**Records for this task**
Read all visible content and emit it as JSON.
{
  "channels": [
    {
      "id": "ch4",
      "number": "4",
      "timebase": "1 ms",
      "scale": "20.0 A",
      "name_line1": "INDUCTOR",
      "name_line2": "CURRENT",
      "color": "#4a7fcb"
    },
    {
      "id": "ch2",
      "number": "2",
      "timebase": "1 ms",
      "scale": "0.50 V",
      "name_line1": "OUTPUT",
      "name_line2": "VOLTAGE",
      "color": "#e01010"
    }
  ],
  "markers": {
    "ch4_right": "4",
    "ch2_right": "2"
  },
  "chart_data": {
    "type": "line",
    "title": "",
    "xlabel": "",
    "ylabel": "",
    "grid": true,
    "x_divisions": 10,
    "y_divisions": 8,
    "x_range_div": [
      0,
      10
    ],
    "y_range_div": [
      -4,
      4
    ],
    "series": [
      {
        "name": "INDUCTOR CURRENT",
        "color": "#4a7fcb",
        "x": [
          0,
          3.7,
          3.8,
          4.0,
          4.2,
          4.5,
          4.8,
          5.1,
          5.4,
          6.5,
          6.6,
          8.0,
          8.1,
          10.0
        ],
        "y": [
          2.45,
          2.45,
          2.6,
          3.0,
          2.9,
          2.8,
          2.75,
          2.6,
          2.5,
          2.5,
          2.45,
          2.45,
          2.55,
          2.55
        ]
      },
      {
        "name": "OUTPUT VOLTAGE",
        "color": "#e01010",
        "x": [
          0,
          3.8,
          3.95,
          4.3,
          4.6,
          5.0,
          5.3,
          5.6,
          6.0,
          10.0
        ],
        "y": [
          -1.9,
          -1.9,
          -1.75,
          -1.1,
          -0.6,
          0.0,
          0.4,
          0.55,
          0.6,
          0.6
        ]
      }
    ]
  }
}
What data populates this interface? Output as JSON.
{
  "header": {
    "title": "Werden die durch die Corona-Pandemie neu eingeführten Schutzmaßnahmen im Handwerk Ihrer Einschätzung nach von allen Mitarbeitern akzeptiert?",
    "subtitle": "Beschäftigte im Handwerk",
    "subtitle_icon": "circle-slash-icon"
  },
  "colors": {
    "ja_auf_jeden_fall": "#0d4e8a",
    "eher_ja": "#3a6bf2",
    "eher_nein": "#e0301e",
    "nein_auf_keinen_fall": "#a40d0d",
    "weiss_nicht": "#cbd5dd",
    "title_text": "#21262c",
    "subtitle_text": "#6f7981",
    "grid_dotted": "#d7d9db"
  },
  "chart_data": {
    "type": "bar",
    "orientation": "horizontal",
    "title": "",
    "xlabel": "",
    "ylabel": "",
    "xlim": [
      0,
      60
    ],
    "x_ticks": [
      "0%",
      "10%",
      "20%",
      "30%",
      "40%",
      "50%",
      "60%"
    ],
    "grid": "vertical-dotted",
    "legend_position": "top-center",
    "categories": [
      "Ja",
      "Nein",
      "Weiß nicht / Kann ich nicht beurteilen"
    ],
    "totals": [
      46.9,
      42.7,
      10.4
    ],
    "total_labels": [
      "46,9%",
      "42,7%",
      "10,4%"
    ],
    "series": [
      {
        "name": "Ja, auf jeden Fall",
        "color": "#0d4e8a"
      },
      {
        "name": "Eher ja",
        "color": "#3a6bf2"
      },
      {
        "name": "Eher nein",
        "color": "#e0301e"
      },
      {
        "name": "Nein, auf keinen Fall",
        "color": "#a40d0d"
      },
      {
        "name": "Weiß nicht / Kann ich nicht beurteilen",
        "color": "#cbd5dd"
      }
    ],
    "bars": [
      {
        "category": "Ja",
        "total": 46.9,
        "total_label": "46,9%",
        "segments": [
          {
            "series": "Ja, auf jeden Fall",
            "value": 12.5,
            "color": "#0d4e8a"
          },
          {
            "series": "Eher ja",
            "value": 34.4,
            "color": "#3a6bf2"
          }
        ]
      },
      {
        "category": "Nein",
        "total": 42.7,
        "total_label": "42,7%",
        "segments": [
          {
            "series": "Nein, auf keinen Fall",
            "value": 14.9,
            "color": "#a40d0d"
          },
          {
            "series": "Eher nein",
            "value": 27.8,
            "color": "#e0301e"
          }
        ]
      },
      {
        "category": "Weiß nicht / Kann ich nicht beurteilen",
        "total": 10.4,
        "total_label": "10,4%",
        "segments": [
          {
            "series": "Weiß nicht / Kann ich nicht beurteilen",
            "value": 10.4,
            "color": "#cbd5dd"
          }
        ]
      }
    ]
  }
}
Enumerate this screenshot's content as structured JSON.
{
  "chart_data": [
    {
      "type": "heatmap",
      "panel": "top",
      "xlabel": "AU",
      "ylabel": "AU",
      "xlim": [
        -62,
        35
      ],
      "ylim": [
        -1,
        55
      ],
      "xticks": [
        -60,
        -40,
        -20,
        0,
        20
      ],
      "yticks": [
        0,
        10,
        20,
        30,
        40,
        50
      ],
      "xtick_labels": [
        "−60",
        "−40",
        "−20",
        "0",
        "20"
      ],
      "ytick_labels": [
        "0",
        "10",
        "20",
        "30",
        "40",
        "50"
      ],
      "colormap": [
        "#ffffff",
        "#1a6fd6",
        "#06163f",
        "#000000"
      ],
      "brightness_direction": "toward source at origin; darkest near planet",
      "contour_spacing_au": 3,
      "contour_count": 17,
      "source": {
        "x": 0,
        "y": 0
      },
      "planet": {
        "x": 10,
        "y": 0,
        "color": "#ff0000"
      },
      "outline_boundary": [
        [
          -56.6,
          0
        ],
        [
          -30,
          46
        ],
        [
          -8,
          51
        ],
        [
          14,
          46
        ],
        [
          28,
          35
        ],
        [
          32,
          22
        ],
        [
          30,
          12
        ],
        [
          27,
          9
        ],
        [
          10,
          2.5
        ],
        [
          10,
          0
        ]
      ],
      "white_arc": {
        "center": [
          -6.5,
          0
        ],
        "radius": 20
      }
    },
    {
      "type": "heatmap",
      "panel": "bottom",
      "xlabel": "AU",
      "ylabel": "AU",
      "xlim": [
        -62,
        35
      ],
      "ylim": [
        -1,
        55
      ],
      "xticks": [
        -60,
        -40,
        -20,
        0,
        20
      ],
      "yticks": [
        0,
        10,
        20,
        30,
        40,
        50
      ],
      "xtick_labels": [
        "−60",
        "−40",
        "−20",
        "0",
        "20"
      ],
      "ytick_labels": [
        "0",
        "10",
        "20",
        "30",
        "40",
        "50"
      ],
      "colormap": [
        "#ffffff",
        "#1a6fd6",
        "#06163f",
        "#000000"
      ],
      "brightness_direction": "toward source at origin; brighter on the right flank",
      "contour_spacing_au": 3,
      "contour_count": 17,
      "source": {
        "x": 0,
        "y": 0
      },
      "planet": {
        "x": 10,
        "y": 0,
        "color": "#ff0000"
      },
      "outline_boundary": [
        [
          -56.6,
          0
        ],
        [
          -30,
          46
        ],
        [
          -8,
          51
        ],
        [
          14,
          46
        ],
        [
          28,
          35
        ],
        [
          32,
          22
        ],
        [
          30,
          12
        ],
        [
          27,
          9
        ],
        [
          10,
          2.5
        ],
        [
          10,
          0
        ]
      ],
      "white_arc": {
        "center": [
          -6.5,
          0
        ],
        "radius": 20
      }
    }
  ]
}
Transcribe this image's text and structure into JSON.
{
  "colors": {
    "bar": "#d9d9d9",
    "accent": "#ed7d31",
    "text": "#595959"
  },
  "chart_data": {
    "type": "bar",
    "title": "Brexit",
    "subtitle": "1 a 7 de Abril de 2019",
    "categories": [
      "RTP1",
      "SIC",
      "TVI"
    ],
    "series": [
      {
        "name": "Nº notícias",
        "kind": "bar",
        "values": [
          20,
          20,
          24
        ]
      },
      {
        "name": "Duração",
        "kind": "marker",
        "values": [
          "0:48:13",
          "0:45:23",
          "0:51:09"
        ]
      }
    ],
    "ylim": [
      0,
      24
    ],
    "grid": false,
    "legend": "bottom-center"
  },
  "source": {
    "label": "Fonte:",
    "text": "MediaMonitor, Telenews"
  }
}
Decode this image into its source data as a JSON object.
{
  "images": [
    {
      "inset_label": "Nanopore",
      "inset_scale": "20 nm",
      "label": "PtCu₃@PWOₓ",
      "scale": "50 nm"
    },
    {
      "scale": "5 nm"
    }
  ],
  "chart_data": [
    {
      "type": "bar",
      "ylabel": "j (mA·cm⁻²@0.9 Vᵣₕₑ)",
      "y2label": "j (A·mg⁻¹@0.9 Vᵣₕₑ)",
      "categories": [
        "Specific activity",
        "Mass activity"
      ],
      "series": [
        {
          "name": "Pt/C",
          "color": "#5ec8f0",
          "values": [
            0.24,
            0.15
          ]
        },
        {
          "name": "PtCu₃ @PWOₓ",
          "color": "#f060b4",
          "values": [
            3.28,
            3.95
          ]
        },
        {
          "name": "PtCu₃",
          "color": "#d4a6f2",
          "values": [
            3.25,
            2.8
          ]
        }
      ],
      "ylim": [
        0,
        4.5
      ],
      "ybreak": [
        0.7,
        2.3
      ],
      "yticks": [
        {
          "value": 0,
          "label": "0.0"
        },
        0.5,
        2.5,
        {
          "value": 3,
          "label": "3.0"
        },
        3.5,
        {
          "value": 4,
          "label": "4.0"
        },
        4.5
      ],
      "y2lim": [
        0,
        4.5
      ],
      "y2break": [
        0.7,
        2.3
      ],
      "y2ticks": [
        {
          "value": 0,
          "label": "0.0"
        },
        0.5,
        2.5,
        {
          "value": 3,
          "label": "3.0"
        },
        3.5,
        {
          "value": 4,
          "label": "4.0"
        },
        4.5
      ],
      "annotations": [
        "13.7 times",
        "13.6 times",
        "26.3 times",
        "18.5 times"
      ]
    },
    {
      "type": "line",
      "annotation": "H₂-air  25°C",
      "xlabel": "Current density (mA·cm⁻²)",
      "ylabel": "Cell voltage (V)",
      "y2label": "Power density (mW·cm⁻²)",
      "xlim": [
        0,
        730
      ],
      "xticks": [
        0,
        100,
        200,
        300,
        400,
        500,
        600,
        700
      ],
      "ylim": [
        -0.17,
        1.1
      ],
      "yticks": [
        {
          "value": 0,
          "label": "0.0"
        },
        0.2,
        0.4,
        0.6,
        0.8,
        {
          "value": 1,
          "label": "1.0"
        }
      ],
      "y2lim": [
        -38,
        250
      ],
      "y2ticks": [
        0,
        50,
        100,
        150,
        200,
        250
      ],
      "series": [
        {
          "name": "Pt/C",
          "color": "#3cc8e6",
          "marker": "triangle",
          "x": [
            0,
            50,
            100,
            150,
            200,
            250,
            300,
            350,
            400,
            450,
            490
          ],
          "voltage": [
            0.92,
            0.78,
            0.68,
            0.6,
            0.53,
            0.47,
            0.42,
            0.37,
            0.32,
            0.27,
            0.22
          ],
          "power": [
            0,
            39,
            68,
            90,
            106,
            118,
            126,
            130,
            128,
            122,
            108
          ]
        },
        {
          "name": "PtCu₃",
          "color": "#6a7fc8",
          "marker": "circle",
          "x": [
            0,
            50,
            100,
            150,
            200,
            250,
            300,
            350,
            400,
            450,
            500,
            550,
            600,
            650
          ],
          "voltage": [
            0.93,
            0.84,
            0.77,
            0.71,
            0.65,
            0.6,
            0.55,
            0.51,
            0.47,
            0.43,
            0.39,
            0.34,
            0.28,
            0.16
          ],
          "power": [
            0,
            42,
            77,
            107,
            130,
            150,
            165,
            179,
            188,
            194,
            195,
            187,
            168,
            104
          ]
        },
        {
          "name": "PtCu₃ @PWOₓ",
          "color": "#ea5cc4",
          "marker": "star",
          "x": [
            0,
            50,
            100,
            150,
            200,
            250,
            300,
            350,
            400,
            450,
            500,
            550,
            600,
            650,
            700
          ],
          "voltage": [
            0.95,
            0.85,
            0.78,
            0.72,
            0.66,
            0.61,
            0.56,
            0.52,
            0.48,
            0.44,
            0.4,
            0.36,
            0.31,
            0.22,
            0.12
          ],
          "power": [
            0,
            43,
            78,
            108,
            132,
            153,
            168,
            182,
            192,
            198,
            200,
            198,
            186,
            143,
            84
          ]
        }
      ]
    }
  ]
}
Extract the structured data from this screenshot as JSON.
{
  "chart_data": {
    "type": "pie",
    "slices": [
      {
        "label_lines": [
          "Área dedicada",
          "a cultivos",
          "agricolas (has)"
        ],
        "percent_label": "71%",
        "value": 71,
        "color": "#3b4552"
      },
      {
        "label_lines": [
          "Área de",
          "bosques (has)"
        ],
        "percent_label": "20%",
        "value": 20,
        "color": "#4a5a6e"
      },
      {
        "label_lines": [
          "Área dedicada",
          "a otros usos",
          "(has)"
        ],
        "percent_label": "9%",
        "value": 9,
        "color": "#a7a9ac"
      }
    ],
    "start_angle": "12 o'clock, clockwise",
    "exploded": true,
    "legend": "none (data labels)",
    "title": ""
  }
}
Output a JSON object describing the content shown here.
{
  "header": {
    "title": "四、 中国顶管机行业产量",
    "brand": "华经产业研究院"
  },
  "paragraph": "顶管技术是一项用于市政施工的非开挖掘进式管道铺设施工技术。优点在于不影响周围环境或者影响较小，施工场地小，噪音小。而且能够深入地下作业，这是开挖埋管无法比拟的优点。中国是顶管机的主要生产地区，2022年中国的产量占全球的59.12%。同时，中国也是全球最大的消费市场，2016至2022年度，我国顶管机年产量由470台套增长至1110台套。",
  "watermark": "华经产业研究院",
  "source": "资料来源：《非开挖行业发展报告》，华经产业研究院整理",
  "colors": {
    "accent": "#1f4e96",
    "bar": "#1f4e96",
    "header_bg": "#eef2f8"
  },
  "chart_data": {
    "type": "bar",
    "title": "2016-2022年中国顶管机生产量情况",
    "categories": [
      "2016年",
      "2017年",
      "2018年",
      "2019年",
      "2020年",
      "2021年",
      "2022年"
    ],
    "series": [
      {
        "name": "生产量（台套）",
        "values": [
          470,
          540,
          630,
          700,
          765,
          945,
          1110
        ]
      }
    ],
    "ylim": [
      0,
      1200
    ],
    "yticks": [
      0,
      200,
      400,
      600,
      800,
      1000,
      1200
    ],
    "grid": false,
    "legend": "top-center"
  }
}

**What is needed**
Keep only the lines from the one containing "Output a JSON" to the end of the entries, and repeat them exactly.

**Task result**
Output a JSON object describing the content shown here.
{
  "header": {
    "title": "四、 中国顶管机行业产量",
    "brand": "华经产业研究院"
  },
  "paragraph": "顶管技术是一项用于市政施工的非开挖掘进式管道铺设施工技术。优点在于不影响周围环境或者影响较小，施工场地小，噪音小。而且能够深入地下作业，这是开挖埋管无法比拟的优点。中国是顶管机的主要生产地区，2022年中国的产量占全球的59.12%。同时，中国也是全球最大的消费市场，2016至2022年度，我国顶管机年产量由470台套增长至1110台套。",
  "watermark": "华经产业研究院",
  "source": "资料来源：《非开挖行业发展报告》，华经产业研究院整理",
  "colors": {
    "accent": "#1f4e96",
    "bar": "#1f4e96",
    "header_bg": "#eef2f8"
  },
  "chart_data": {
    "type": "bar",
    "title": "2016-2022年中国顶管机生产量情况",
    "categories": [
      "2016年",
      "2017年",
      "2018年",
      "2019年",
      "2020年",
      "2021年",
      "2022年"
    ],
    "series": [
      {
        "name": "生产量（台套）",
        "values": [
          470,
          540,
          630,
          700,
          765,
          945,
          1110
        ]
      }
    ],
    "ylim": [
      0,
      1200
    ],
    "yticks": [
      0,
      200,
      400,
      600,
      800,
      1000,
      1200
    ],
    "grid": false,
    "legend": "top-center"
  }
}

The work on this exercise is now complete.